Retype each line of the material exactly, please, skipping any picture in it.
─── DATA LINES
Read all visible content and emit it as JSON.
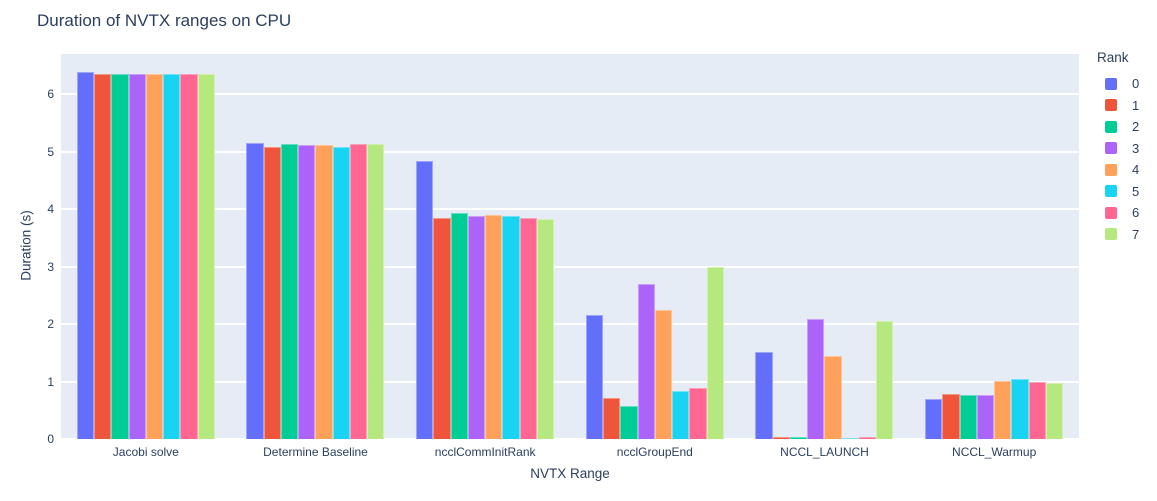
{
  "chart_data": {
    "type": "bar",
    "title": "Duration of NVTX ranges on CPU",
    "xlabel": "NVTX Range",
    "ylabel": "Duration (s)",
    "legend_title": "Rank",
    "legend_position": "right",
    "grid": true,
    "plot_bg_color": "#E5ECF6",
    "grid_color": "#FFFFFF",
    "text_color": "#2a3f5f",
    "ylim": [
      0,
      6.7
    ],
    "yticks": [
      0,
      1,
      2,
      3,
      4,
      5,
      6
    ],
    "categories": [
      "Jacobi solve",
      "Determine Baseline",
      "ncclCommInitRank",
      "ncclGroupEnd",
      "NCCL_LAUNCH",
      "NCCL_Warmup"
    ],
    "series": [
      {
        "name": "0",
        "color": "#636EFA",
        "values": [
          6.38,
          5.15,
          4.84,
          2.15,
          1.51,
          0.7
        ]
      },
      {
        "name": "1",
        "color": "#EF553B",
        "values": [
          6.36,
          5.08,
          3.85,
          0.71,
          0.03,
          0.78
        ]
      },
      {
        "name": "2",
        "color": "#00CC96",
        "values": [
          6.36,
          5.13,
          3.93,
          0.57,
          0.03,
          0.76
        ]
      },
      {
        "name": "3",
        "color": "#AB63FA",
        "values": [
          6.36,
          5.11,
          3.88,
          2.69,
          2.08,
          0.76
        ]
      },
      {
        "name": "4",
        "color": "#FFA15A",
        "values": [
          6.36,
          5.11,
          3.89,
          2.25,
          1.45,
          1.01
        ]
      },
      {
        "name": "5",
        "color": "#19D3F3",
        "values": [
          6.36,
          5.08,
          3.88,
          0.83,
          0.02,
          1.04
        ]
      },
      {
        "name": "6",
        "color": "#FF6692",
        "values": [
          6.36,
          5.13,
          3.85,
          0.88,
          0.03,
          0.99
        ]
      },
      {
        "name": "7",
        "color": "#B6E880",
        "values": [
          6.36,
          5.13,
          3.83,
          2.99,
          2.05,
          0.98
        ]
      }
    ]
  }
}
──────
◆ COMPLETED EXERCISE:
Read all visible content and emit it as JSON.
{
  "chart_data": {
    "type": "bar",
    "title": "Duration of NVTX ranges on CPU",
    "xlabel": "NVTX Range",
    "ylabel": "Duration (s)",
    "legend_title": "Rank",
    "legend_position": "right",
    "grid": true,
    "plot_bg_color": "#E5ECF6",
    "grid_color": "#FFFFFF",
    "text_color": "#2a3f5f",
    "ylim": [
      0,
      6.7
    ],
    "yticks": [
      0,
      1,
      2,
      3,
      4,
      5,
      6
    ],
    "categories": [
      "Jacobi solve",
      "Determine Baseline",
      "ncclCommInitRank",
      "ncclGroupEnd",
      "NCCL_LAUNCH",
      "NCCL_Warmup"
    ],
    "series": [
      {
        "name": "0",
        "color": "#636EFA",
        "values": [
          6.38,
          5.15,
          4.84,
          2.15,
          1.51,
          0.7
        ]
      },
      {
        "name": "1",
        "color": "#EF553B",
        "values": [
          6.36,
          5.08,
          3.85,
          0.71,
          0.03,
          0.78
        ]
      },
      {
        "name": "2",
        "color": "#00CC96",
        "values": [
          6.36,
          5.13,
          3.93,
          0.57,
          0.03,
          0.76
        ]
      },
      {
        "name": "3",
        "color": "#AB63FA",
        "values": [
          6.36,
          5.11,
          3.88,
          2.69,
          2.08,
          0.76
        ]
      },
      {
        "name": "4",
        "color": "#FFA15A",
        "values": [
          6.36,
          5.11,
          3.89,
          2.25,
          1.45,
          1.01
        ]
      },
      {
        "name": "5",
        "color": "#19D3F3",
        "values": [
          6.36,
          5.08,
          3.88,
          0.83,
          0.02,
          1.04
        ]
      },
      {
        "name": "6",
        "color": "#FF6692",
        "values": [
          6.36,
          5.13,
          3.85,
          0.88,
          0.03,
          0.99
        ]
      },
      {
        "name": "7",
        "color": "#B6E880",
        "values": [
          6.36,
          5.13,
          3.83,
          2.99,
          2.05,
          0.98
        ]
      }
    ]
  }
}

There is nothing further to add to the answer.